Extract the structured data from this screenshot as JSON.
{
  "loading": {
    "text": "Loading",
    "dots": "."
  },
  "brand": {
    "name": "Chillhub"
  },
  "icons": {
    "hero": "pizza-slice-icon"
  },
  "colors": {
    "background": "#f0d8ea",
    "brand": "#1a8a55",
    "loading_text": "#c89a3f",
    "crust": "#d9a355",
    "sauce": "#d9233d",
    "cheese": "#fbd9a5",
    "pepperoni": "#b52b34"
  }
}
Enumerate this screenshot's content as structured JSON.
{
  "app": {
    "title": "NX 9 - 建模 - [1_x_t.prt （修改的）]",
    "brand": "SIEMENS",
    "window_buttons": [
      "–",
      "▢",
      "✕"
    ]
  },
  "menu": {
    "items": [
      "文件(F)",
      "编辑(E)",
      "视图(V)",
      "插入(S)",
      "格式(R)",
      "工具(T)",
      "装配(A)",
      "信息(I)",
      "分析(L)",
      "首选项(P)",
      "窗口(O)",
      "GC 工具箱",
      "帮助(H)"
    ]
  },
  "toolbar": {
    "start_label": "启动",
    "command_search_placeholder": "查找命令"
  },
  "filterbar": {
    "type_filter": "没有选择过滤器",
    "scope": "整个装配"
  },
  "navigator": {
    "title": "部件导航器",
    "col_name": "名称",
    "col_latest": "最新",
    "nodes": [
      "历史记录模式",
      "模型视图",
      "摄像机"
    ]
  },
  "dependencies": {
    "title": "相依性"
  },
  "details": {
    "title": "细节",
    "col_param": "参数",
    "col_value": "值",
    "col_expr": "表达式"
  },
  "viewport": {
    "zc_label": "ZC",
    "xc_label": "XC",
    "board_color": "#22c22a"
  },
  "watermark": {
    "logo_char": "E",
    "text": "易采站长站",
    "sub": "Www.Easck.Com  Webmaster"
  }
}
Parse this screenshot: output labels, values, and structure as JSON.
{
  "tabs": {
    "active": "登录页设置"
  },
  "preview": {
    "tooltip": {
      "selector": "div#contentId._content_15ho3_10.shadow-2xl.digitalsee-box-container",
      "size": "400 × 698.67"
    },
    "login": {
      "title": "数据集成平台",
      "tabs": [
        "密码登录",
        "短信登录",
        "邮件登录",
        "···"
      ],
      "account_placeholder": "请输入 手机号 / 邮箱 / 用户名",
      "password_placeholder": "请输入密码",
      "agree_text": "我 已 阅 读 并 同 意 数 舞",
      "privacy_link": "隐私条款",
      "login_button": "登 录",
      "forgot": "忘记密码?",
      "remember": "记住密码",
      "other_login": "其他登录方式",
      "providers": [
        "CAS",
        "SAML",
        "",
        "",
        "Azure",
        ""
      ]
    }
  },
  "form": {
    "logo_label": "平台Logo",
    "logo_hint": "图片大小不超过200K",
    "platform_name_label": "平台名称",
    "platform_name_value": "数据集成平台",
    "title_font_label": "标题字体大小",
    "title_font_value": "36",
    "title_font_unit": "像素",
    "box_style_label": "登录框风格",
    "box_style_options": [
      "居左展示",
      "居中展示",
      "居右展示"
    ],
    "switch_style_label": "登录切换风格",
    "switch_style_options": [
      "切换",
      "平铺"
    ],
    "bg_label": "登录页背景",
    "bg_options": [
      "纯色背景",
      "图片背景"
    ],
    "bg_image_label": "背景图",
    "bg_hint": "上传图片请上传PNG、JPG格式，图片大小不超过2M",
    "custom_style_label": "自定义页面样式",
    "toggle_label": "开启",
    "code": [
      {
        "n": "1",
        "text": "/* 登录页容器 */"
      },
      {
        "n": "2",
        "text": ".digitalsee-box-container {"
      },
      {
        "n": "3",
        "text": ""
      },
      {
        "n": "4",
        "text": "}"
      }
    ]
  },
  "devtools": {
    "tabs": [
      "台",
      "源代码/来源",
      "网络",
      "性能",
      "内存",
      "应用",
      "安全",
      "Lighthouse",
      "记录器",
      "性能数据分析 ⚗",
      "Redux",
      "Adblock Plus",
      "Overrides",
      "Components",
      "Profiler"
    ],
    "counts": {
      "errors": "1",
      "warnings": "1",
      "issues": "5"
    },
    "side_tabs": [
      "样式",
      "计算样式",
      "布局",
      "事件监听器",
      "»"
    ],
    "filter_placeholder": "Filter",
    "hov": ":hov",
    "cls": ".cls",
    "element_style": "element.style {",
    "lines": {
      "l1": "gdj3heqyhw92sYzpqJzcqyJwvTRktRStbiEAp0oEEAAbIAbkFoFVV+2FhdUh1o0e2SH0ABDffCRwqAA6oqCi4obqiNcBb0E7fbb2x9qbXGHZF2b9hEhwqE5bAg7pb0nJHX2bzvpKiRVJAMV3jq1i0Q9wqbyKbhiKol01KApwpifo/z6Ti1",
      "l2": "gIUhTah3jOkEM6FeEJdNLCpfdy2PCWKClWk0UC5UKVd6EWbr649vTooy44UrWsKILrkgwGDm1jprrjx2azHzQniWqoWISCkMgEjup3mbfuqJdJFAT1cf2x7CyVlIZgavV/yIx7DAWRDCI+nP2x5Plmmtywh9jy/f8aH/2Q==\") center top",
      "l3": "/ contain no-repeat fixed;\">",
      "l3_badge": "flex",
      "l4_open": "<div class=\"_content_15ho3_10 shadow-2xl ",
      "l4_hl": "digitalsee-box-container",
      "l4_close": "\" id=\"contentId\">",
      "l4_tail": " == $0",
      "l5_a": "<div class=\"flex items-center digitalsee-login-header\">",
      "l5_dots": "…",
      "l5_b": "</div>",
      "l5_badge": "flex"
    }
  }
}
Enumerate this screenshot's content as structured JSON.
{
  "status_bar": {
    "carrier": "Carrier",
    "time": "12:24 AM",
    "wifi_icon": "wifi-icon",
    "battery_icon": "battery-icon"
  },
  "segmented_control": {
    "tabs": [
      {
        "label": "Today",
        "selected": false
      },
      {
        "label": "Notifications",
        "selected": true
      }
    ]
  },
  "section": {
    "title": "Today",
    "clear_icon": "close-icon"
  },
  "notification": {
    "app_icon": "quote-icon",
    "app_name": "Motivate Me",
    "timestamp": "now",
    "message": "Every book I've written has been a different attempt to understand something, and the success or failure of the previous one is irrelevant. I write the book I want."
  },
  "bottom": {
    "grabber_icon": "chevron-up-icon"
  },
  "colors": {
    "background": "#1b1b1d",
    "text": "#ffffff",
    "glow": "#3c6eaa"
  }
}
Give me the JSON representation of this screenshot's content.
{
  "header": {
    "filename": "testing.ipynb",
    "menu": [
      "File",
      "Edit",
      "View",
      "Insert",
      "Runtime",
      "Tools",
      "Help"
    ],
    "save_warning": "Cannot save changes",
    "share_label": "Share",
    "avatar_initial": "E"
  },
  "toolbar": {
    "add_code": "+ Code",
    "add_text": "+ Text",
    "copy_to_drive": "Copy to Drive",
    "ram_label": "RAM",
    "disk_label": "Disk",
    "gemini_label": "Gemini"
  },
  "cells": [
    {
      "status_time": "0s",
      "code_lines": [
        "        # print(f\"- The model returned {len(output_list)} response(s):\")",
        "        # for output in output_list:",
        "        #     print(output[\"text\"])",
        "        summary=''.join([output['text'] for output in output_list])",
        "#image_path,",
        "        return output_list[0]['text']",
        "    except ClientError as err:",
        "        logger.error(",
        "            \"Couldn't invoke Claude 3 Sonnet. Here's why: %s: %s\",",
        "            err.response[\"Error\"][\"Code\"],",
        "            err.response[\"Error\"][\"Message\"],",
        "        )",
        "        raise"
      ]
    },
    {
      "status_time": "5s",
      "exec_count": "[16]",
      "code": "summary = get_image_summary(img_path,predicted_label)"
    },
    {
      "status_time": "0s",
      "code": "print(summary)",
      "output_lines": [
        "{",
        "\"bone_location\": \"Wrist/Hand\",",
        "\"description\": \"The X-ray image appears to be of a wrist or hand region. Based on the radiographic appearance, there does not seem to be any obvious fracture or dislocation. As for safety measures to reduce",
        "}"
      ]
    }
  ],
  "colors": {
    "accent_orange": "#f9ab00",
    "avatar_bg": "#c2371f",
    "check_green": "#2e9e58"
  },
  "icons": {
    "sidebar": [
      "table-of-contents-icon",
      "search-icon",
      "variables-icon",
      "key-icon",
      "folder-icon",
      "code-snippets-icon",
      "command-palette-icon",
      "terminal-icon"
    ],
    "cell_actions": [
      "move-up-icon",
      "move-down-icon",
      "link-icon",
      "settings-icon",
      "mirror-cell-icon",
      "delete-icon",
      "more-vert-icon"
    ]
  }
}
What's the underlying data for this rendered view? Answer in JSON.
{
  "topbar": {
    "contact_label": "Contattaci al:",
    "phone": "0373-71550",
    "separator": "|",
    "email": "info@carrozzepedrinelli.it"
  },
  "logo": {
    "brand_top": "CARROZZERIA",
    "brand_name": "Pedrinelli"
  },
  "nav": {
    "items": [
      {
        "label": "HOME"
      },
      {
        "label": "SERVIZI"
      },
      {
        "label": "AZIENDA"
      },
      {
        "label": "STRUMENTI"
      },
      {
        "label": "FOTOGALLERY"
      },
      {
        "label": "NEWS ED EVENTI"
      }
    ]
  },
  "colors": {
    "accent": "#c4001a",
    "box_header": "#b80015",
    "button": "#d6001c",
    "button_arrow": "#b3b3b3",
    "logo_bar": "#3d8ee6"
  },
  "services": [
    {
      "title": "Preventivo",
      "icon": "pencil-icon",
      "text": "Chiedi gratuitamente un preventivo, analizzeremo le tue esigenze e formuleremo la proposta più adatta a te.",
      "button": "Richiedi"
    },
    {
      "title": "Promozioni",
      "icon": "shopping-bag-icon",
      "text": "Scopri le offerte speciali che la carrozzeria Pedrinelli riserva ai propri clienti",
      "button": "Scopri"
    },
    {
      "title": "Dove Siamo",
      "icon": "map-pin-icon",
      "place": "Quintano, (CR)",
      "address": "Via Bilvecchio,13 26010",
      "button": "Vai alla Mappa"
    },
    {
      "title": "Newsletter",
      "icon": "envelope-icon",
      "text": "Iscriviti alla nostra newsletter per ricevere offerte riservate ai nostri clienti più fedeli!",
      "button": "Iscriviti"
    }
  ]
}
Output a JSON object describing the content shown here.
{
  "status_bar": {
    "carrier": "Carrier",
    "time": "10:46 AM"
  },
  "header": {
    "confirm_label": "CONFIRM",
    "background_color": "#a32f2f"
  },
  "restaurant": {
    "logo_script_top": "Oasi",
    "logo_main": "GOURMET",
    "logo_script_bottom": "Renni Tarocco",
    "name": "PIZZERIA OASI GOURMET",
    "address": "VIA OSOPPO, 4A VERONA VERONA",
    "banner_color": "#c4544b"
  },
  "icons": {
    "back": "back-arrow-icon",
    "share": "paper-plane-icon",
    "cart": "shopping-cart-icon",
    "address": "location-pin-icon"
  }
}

════════════════════

Leave out every line before the one containing "Output a JSON"; set down that line and all remaining lines of the material exactly.

Response:
Output a JSON object describing the content shown here.
{
  "status_bar": {
    "carrier": "Carrier",
    "time": "10:46 AM"
  },
  "header": {
    "confirm_label": "CONFIRM",
    "background_color": "#a32f2f"
  },
  "restaurant": {
    "logo_script_top": "Oasi",
    "logo_main": "GOURMET",
    "logo_script_bottom": "Renni Tarocco",
    "name": "PIZZERIA OASI GOURMET",
    "address": "VIA OSOPPO, 4A VERONA VERONA",
    "banner_color": "#c4544b"
  },
  "icons": {
    "back": "back-arrow-icon",
    "share": "paper-plane-icon",
    "cart": "shopping-cart-icon",
    "address": "location-pin-icon"
  }
}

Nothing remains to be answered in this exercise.